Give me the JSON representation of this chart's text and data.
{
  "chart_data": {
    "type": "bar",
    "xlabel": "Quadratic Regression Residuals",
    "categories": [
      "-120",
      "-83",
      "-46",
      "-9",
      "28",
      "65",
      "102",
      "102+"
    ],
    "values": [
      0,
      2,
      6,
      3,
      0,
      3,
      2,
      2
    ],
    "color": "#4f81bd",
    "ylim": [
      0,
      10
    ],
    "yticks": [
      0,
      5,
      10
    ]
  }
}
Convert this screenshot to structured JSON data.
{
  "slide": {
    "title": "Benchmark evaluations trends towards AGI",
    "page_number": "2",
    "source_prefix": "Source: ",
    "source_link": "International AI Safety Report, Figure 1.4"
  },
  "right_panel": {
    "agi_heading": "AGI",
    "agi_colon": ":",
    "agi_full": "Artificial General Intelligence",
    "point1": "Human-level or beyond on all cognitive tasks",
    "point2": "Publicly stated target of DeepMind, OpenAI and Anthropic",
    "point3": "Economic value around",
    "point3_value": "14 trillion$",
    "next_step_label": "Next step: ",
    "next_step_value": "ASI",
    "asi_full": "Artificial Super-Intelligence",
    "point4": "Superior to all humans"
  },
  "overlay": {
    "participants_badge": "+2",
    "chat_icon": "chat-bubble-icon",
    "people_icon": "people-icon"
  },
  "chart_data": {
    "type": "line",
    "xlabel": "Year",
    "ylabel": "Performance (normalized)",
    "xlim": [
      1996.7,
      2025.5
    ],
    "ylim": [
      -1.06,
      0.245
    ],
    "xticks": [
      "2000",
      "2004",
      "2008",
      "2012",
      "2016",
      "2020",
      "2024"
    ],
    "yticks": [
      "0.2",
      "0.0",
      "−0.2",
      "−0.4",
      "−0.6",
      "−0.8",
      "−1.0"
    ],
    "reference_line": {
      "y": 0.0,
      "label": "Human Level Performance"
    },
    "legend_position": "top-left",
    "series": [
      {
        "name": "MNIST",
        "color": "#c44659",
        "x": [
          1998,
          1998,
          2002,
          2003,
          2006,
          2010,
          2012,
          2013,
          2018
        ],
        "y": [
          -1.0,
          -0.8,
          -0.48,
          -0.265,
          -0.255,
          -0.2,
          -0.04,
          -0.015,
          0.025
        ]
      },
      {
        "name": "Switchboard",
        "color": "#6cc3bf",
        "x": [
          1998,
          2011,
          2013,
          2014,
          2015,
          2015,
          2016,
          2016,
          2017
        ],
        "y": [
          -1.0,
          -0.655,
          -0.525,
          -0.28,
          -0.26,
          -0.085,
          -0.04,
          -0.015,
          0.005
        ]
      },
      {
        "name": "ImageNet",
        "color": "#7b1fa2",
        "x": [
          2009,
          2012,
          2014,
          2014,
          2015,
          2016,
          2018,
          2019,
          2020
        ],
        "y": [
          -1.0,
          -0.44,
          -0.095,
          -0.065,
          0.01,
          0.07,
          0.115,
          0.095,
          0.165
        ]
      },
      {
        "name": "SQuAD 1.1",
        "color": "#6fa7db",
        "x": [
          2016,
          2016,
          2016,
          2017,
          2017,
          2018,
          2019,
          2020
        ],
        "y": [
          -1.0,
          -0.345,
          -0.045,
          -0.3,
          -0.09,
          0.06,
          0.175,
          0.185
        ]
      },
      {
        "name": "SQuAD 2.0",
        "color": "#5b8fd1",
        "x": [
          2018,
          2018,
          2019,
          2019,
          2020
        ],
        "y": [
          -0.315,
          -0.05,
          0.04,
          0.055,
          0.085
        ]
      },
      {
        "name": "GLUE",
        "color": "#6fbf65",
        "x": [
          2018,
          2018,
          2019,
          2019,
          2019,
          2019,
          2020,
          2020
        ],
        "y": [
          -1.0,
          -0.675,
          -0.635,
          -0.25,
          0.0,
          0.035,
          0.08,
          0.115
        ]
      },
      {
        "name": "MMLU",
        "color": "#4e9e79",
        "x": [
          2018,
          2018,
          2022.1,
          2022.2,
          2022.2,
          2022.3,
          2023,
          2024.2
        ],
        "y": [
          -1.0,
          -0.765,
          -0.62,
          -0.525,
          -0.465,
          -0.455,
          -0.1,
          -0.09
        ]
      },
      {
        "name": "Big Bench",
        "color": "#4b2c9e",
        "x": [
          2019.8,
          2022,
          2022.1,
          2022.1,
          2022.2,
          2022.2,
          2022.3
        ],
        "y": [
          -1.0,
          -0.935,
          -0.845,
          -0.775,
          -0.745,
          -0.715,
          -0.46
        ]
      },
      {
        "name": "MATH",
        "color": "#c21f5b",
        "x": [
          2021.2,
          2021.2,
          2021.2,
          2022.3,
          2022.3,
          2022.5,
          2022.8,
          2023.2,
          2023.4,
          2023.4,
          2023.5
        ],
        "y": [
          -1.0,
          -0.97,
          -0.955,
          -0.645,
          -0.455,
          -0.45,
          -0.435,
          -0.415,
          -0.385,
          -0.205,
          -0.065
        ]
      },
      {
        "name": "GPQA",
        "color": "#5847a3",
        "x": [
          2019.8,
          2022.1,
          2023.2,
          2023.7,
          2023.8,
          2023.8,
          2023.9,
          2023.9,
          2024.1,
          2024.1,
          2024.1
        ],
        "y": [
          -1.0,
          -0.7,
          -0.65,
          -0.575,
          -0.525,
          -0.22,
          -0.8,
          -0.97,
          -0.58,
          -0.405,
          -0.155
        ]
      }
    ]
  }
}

+-------+

--- Your objective ---
Print every line of the records exactly. Omit nothing.

--- Solution to this problem ---
Give me the JSON representation of this chart's text and data.
{
  "chart_data": {
    "type": "bar",
    "xlabel": "Quadratic Regression Residuals",
    "categories": [
      "-120",
      "-83",
      "-46",
      "-9",
      "28",
      "65",
      "102",
      "102+"
    ],
    "values": [
      0,
      2,
      6,
      3,
      0,
      3,
      2,
      2
    ],
    "color": "#4f81bd",
    "ylim": [
      0,
      10
    ],
    "yticks": [
      0,
      5,
      10
    ]
  }
}
Convert this screenshot to structured JSON data.
{
  "slide": {
    "title": "Benchmark evaluations trends towards AGI",
    "page_number": "2",
    "source_prefix": "Source: ",
    "source_link": "International AI Safety Report, Figure 1.4"
  },
  "right_panel": {
    "agi_heading": "AGI",
    "agi_colon": ":",
    "agi_full": "Artificial General Intelligence",
    "point1": "Human-level or beyond on all cognitive tasks",
    "point2": "Publicly stated target of DeepMind, OpenAI and Anthropic",
    "point3": "Economic value around",
    "point3_value": "14 trillion$",
    "next_step_label": "Next step: ",
    "next_step_value": "ASI",
    "asi_full": "Artificial Super-Intelligence",
    "point4": "Superior to all humans"
  },
  "overlay": {
    "participants_badge": "+2",
    "chat_icon": "chat-bubble-icon",
    "people_icon": "people-icon"
  },
  "chart_data": {
    "type": "line",
    "xlabel": "Year",
    "ylabel": "Performance (normalized)",
    "xlim": [
      1996.7,
      2025.5
    ],
    "ylim": [
      -1.06,
      0.245
    ],
    "xticks": [
      "2000",
      "2004",
      "2008",
      "2012",
      "2016",
      "2020",
      "2024"
    ],
    "yticks": [
      "0.2",
      "0.0",
      "−0.2",
      "−0.4",
      "−0.6",
      "−0.8",
      "−1.0"
    ],
    "reference_line": {
      "y": 0.0,
      "label": "Human Level Performance"
    },
    "legend_position": "top-left",
    "series": [
      {
        "name": "MNIST",
        "color": "#c44659",
        "x": [
          1998,
          1998,
          2002,
          2003,
          2006,
          2010,
          2012,
          2013,
          2018
        ],
        "y": [
          -1.0,
          -0.8,
          -0.48,
          -0.265,
          -0.255,
          -0.2,
          -0.04,
          -0.015,
          0.025
        ]
      },
      {
        "name": "Switchboard",
        "color": "#6cc3bf",
        "x": [
          1998,
          2011,
          2013,
          2014,
          2015,
          2015,
          2016,
          2016,
          2017
        ],
        "y": [
          -1.0,
          -0.655,
          -0.525,
          -0.28,
          -0.26,
          -0.085,
          -0.04,
          -0.015,
          0.005
        ]
      },
      {
        "name": "ImageNet",
        "color": "#7b1fa2",
        "x": [
          2009,
          2012,
          2014,
          2014,
          2015,
          2016,
          2018,
          2019,
          2020
        ],
        "y": [
          -1.0,
          -0.44,
          -0.095,
          -0.065,
          0.01,
          0.07,
          0.115,
          0.095,
          0.165
        ]
      },
      {
        "name": "SQuAD 1.1",
        "color": "#6fa7db",
        "x": [
          2016,
          2016,
          2016,
          2017,
          2017,
          2018,
          2019,
          2020
        ],
        "y": [
          -1.0,
          -0.345,
          -0.045,
          -0.3,
          -0.09,
          0.06,
          0.175,
          0.185
        ]
      },
      {
        "name": "SQuAD 2.0",
        "color": "#5b8fd1",
        "x": [
          2018,
          2018,
          2019,
          2019,
          2020
        ],
        "y": [
          -0.315,
          -0.05,
          0.04,
          0.055,
          0.085
        ]
      },
      {
        "name": "GLUE",
        "color": "#6fbf65",
        "x": [
          2018,
          2018,
          2019,
          2019,
          2019,
          2019,
          2020,
          2020
        ],
        "y": [
          -1.0,
          -0.675,
          -0.635,
          -0.25,
          0.0,
          0.035,
          0.08,
          0.115
        ]
      },
      {
        "name": "MMLU",
        "color": "#4e9e79",
        "x": [
          2018,
          2018,
          2022.1,
          2022.2,
          2022.2,
          2022.3,
          2023,
          2024.2
        ],
        "y": [
          -1.0,
          -0.765,
          -0.62,
          -0.525,
          -0.465,
          -0.455,
          -0.1,
          -0.09
        ]
      },
      {
        "name": "Big Bench",
        "color": "#4b2c9e",
        "x": [
          2019.8,
          2022,
          2022.1,
          2022.1,
          2022.2,
          2022.2,
          2022.3
        ],
        "y": [
          -1.0,
          -0.935,
          -0.845,
          -0.775,
          -0.745,
          -0.715,
          -0.46
        ]
      },
      {
        "name": "MATH",
        "color": "#c21f5b",
        "x": [
          2021.2,
          2021.2,
          2021.2,
          2022.3,
          2022.3,
          2022.5,
          2022.8,
          2023.2,
          2023.4,
          2023.4,
          2023.5
        ],
        "y": [
          -1.0,
          -0.97,
          -0.955,
          -0.645,
          -0.455,
          -0.45,
          -0.435,
          -0.415,
          -0.385,
          -0.205,
          -0.065
        ]
      },
      {
        "name": "GPQA",
        "color": "#5847a3",
        "x": [
          2019.8,
          2022.1,
          2023.2,
          2023.7,
          2023.8,
          2023.8,
          2023.9,
          2023.9,
          2024.1,
          2024.1,
          2024.1
        ],
        "y": [
          -1.0,
          -0.7,
          -0.65,
          -0.575,
          -0.525,
          -0.22,
          -0.8,
          -0.97,
          -0.58,
          -0.405,
          -0.155
        ]
      }
    ]
  }
}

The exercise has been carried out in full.